**SOURCE PASSAGE**.
** START **

Add correct batched handling for apply_chat_template by Rocketknight1 · Pull Request #29222 · huggingface/transformers

Rocketknight1 · 2024-02-22T18:11:58Z

apply_chat_template has a few issues since it was written. Firstly, by default it returns the naked input_ids rather than a dict, and secondly it didn't support rendering a batch of chats simultaneously. This PR makes a few changes:

Batched chats are now supported, and we sniff the input to figure out what the user is passing
return_dict now defaults to None. For now, we interpret this as False to maintain backward compatibility, but this PR adds a warning that the default behaviour will be changing to True to match other tokenizer methods.

cc @siddk @lewtun who have both requested this or something like it!

** END **

**GIVEN TASK 1**. In the pull request description, how is a return_dict value of None interpreted for now?
**GIVEN TASK 2**. Reproduce the stretch of the pull request description from "Add correct batched" through "other tokenizer methods.".
**GIVEN TASK 3**.
State whether each statement agrees with the pull request description. Answer yes or no, and quote the deciding words.
(a) The change adds support for rendering several chats at once.
(b) After the change, a return_dict of None is treated as True.
(c) Before the change, apply_chat_template returned a dict by default.

**ENTRIES SUPPLIED**.

** START **

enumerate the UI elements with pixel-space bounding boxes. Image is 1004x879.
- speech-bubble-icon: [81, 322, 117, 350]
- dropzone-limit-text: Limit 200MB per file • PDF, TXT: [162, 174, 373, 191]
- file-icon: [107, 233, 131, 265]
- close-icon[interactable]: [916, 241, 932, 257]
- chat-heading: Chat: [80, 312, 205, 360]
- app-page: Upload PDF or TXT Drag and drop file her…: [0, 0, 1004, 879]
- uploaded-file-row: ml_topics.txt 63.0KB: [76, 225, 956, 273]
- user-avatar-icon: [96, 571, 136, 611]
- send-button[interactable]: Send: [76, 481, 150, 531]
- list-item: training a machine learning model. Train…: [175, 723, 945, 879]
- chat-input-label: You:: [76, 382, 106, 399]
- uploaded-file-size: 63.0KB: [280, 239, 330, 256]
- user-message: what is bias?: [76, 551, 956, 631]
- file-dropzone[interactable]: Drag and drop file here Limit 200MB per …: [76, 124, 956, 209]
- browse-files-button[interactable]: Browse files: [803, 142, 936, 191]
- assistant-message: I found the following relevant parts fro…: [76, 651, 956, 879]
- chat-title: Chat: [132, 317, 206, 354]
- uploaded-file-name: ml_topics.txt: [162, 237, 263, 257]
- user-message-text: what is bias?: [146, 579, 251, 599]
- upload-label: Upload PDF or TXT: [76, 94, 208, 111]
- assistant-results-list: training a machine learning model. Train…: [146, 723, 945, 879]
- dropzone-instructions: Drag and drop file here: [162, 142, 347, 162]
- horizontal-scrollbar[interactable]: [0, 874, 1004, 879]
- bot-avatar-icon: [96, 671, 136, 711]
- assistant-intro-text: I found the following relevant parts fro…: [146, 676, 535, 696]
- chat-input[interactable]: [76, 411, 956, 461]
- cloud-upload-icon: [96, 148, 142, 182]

** END **

**ANSWER 1**. As False, to maintain backward compatibility.

**ANSWER 2**.
Add correct batched handling for apply_chat_template by Rocketknight1 · Pull Request #29222 · huggingface/transformers

Rocketknight1 · 2024-02-22T18:11:58Z

apply_chat_template has a few issues since it was written. Firstly, by default it returns the naked input_ids rather than a dict, and secondly it didn't support rendering a batch of chats simultaneously. This PR makes a few changes:

Batched chats are now supported, and we sniff the input to figure out what the user is passing
return_dict now defaults to None. For now, we interpret this as False to maintain backward compatibility, but this PR adds a warning that the default behaviour will be changing to True to match other tokenizer methods.

**ANSWER 3**.
(a) Yes: "Batched chats are now supported"
(b) No: "For now, we interpret this as False to maintain backward compatibility"
(c) No: "by default it returns the naked input_ids rather than a dict"